What to do:
Every entry below must appear again, exactly as written.

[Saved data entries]

## Start

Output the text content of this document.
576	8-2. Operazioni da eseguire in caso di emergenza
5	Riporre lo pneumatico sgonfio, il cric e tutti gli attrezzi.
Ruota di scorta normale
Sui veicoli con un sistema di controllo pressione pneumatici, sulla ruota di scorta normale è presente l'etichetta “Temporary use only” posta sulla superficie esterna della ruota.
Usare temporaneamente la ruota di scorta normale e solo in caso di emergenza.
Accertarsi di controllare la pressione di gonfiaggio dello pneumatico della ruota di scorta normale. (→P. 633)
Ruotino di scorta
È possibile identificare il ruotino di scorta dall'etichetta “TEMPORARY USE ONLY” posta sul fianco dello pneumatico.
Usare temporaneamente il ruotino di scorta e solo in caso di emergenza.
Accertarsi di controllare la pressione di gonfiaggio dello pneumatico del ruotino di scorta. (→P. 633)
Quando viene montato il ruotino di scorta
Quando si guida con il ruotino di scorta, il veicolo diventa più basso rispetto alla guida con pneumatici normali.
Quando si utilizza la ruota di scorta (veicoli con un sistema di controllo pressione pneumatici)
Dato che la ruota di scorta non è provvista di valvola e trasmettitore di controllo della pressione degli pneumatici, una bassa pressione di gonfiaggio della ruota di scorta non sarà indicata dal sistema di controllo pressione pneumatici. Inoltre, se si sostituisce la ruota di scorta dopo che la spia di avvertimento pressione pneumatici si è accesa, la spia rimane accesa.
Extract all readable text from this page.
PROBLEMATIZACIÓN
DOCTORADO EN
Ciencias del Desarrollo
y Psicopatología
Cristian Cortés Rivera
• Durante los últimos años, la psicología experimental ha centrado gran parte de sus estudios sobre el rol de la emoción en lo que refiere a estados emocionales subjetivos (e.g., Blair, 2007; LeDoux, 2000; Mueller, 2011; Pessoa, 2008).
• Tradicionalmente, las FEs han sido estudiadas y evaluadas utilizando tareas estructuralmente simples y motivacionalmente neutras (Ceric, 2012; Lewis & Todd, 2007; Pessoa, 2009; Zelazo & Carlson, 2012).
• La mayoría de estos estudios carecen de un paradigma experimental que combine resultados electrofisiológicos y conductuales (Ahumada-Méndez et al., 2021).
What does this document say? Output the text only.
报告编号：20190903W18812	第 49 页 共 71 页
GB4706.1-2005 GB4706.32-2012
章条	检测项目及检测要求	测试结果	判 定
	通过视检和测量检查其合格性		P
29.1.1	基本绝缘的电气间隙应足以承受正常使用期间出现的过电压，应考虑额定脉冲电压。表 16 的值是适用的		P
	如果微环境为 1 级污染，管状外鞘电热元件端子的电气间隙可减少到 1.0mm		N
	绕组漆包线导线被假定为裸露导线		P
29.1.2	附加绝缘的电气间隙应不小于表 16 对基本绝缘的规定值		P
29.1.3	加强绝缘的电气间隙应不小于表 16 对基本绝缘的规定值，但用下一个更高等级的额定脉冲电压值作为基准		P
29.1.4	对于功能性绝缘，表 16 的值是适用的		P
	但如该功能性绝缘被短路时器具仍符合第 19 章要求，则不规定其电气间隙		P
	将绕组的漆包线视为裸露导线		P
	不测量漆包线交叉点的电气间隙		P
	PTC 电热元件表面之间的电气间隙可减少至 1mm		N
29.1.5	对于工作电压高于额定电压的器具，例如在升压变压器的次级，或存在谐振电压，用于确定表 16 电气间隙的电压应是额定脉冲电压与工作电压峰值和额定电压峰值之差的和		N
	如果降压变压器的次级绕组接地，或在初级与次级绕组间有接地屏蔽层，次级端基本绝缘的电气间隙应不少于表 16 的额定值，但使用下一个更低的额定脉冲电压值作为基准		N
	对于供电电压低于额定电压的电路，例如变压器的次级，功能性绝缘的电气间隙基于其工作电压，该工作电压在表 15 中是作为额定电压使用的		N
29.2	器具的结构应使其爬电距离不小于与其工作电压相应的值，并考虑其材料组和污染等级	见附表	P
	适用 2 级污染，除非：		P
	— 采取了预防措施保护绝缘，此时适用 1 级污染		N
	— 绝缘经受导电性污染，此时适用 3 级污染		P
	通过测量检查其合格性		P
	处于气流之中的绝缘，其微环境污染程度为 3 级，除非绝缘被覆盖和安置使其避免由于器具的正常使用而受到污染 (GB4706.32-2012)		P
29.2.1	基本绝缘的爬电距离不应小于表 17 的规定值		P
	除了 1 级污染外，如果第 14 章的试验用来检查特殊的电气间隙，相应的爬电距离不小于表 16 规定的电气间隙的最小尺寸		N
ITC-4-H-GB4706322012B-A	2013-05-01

## End

Solution to this task:
Output the text content of this document.
576	8-2. Operazioni da eseguire in caso di emergenza
5	Riporre lo pneumatico sgonfio, il cric e tutti gli attrezzi.
Ruota di scorta normale
Sui veicoli con un sistema di controllo pressione pneumatici, sulla ruota di scorta normale è presente l'etichetta “Temporary use only” posta sulla superficie esterna della ruota.
Usare temporaneamente la ruota di scorta normale e solo in caso di emergenza.
Accertarsi di controllare la pressione di gonfiaggio dello pneumatico della ruota di scorta normale. (→P. 633)
Ruotino di scorta
È possibile identificare il ruotino di scorta dall'etichetta “TEMPORARY USE ONLY” posta sul fianco dello pneumatico.
Usare temporaneamente il ruotino di scorta e solo in caso di emergenza.
Accertarsi di controllare la pressione di gonfiaggio dello pneumatico del ruotino di scorta. (→P. 633)
Quando viene montato il ruotino di scorta
Quando si guida con il ruotino di scorta, il veicolo diventa più basso rispetto alla guida con pneumatici normali.
Quando si utilizza la ruota di scorta (veicoli con un sistema di controllo pressione pneumatici)
Dato che la ruota di scorta non è provvista di valvola e trasmettitore di controllo della pressione degli pneumatici, una bassa pressione di gonfiaggio della ruota di scorta non sarà indicata dal sistema di controllo pressione pneumatici. Inoltre, se si sostituisce la ruota di scorta dopo che la spia di avvertimento pressione pneumatici si è accesa, la spia rimane accesa.
Extract all readable text from this page.
PROBLEMATIZACIÓN
DOCTORADO EN
Ciencias del Desarrollo
y Psicopatología
Cristian Cortés Rivera
• Durante los últimos años, la psicología experimental ha centrado gran parte de sus estudios sobre el rol de la emoción en lo que refiere a estados emocionales subjetivos (e.g., Blair, 2007; LeDoux, 2000; Mueller, 2011; Pessoa, 2008).
• Tradicionalmente, las FEs han sido estudiadas y evaluadas utilizando tareas estructuralmente simples y motivacionalmente neutras (Ceric, 2012; Lewis & Todd, 2007; Pessoa, 2009; Zelazo & Carlson, 2012).
• La mayoría de estos estudios carecen de un paradigma experimental que combine resultados electrofisiológicos y conductuales (Ahumada-Méndez et al., 2021).
What does this document say? Output the text only.
报告编号：20190903W18812	第 49 页 共 71 页
GB4706.1-2005 GB4706.32-2012
章条	检测项目及检测要求	测试结果	判 定
	通过视检和测量检查其合格性		P
29.1.1	基本绝缘的电气间隙应足以承受正常使用期间出现的过电压，应考虑额定脉冲电压。表 16 的值是适用的		P
	如果微环境为 1 级污染，管状外鞘电热元件端子的电气间隙可减少到 1.0mm		N
	绕组漆包线导线被假定为裸露导线		P
29.1.2	附加绝缘的电气间隙应不小于表 16 对基本绝缘的规定值		P
29.1.3	加强绝缘的电气间隙应不小于表 16 对基本绝缘的规定值，但用下一个更高等级的额定脉冲电压值作为基准		P
29.1.4	对于功能性绝缘，表 16 的值是适用的		P
	但如该功能性绝缘被短路时器具仍符合第 19 章要求，则不规定其电气间隙		P
	将绕组的漆包线视为裸露导线		P
	不测量漆包线交叉点的电气间隙		P
	PTC 电热元件表面之间的电气间隙可减少至 1mm		N
29.1.5	对于工作电压高于额定电压的器具，例如在升压变压器的次级，或存在谐振电压，用于确定表 16 电气间隙的电压应是额定脉冲电压与工作电压峰值和额定电压峰值之差的和		N
	如果降压变压器的次级绕组接地，或在初级与次级绕组间有接地屏蔽层，次级端基本绝缘的电气间隙应不少于表 16 的额定值，但使用下一个更低的额定脉冲电压值作为基准		N
	对于供电电压低于额定电压的电路，例如变压器的次级，功能性绝缘的电气间隙基于其工作电压，该工作电压在表 15 中是作为额定电压使用的		N
29.2	器具的结构应使其爬电距离不小于与其工作电压相应的值，并考虑其材料组和污染等级	见附表	P
	适用 2 级污染，除非：		P
	— 采取了预防措施保护绝缘，此时适用 1 级污染		N
	— 绝缘经受导电性污染，此时适用 3 级污染		P
	通过测量检查其合格性		P
	处于气流之中的绝缘，其微环境污染程度为 3 级，除非绝缘被覆盖和安置使其避免由于器具的正常使用而受到污染 (GB4706.32-2012)		P
29.2.1	基本绝缘的爬电距离不应小于表 17 的规定值		P
	除了 1 级污染外，如果第 14 章的试验用来检查特殊的电气间隙，相应的爬电距离不小于表 16 规定的电气间隙的最小尺寸		N
ITC-4-H-GB4706322012B-A	2013-05-01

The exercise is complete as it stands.